▸ **Written request**: Check every line below for the word "Earthen" and copy the ones that have it.

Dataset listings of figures
..............................

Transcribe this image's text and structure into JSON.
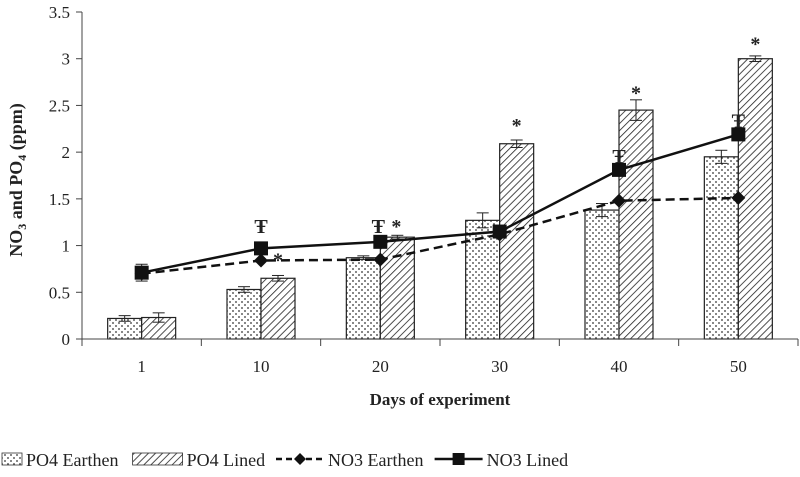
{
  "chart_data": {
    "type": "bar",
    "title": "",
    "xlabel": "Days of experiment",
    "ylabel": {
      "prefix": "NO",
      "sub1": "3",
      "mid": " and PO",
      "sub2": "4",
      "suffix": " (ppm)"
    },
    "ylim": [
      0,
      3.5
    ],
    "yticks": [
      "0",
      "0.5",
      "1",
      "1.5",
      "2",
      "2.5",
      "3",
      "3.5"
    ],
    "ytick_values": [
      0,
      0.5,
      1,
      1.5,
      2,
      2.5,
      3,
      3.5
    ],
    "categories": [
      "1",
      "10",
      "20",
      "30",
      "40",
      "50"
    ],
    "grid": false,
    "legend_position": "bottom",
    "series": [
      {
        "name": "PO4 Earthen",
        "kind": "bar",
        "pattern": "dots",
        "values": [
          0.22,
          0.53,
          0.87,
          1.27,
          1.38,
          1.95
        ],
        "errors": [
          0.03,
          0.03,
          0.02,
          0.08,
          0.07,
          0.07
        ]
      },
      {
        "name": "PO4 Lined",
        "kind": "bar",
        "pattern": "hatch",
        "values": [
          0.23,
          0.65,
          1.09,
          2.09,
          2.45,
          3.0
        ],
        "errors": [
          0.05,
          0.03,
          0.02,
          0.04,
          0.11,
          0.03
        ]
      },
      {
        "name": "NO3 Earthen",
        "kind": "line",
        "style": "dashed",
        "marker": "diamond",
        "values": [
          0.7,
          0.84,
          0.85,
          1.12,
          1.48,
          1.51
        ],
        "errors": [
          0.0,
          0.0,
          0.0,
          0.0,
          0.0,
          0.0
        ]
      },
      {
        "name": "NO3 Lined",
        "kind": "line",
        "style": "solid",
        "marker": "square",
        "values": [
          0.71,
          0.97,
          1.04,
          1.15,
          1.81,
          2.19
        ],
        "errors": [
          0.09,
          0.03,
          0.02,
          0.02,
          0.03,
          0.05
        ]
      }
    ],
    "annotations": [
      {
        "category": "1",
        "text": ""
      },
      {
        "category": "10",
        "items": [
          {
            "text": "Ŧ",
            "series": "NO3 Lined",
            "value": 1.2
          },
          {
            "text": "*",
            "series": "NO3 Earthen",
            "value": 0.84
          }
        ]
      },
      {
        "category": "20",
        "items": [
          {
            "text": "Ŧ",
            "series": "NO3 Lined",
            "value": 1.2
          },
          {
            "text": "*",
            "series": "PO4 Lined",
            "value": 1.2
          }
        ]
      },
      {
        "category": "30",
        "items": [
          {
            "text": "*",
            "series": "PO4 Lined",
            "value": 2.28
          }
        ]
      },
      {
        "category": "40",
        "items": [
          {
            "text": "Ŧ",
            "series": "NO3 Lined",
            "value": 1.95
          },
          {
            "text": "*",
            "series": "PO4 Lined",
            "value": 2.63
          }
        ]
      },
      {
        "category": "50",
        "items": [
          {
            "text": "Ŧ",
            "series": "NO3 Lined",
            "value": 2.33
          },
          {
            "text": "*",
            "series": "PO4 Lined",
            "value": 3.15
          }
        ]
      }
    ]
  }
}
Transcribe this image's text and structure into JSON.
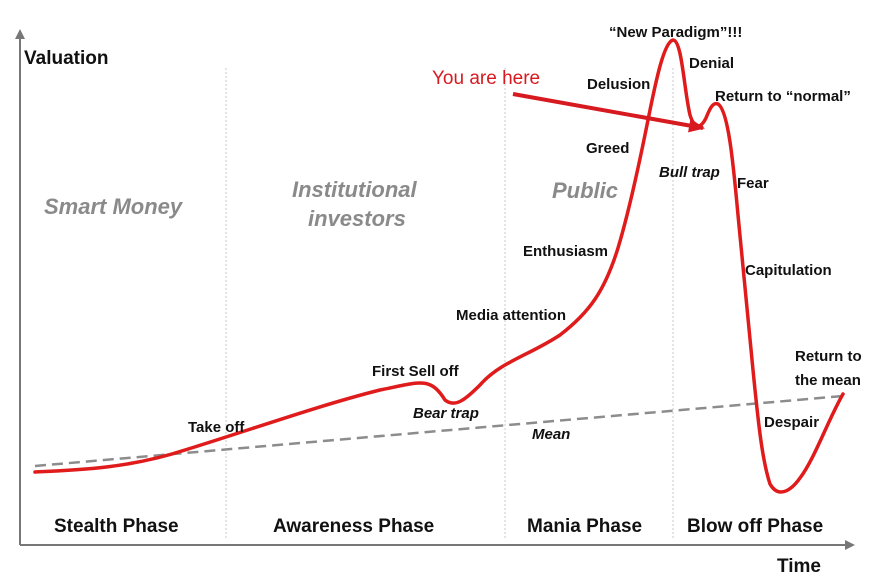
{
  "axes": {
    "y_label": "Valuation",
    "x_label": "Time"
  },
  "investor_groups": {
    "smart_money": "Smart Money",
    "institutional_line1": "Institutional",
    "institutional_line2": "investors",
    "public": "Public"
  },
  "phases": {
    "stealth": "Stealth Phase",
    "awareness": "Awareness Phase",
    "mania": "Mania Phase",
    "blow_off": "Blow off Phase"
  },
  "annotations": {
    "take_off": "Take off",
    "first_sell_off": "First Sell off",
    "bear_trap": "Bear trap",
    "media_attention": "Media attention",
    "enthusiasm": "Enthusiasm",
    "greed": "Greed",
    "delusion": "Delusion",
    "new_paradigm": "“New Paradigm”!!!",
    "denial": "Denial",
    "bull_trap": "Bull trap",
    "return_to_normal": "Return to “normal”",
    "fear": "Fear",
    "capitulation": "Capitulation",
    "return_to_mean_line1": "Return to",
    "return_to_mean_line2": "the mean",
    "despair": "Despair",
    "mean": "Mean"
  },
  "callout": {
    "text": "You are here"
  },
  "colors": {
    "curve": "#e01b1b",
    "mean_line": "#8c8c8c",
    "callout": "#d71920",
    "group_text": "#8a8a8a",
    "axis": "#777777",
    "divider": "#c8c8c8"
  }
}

..............................

▸ **Answer for this exercise**:
        "name": "PO4 Earthen",
        "name": "NO3 Earthen",
            "series": "NO3 Earthen",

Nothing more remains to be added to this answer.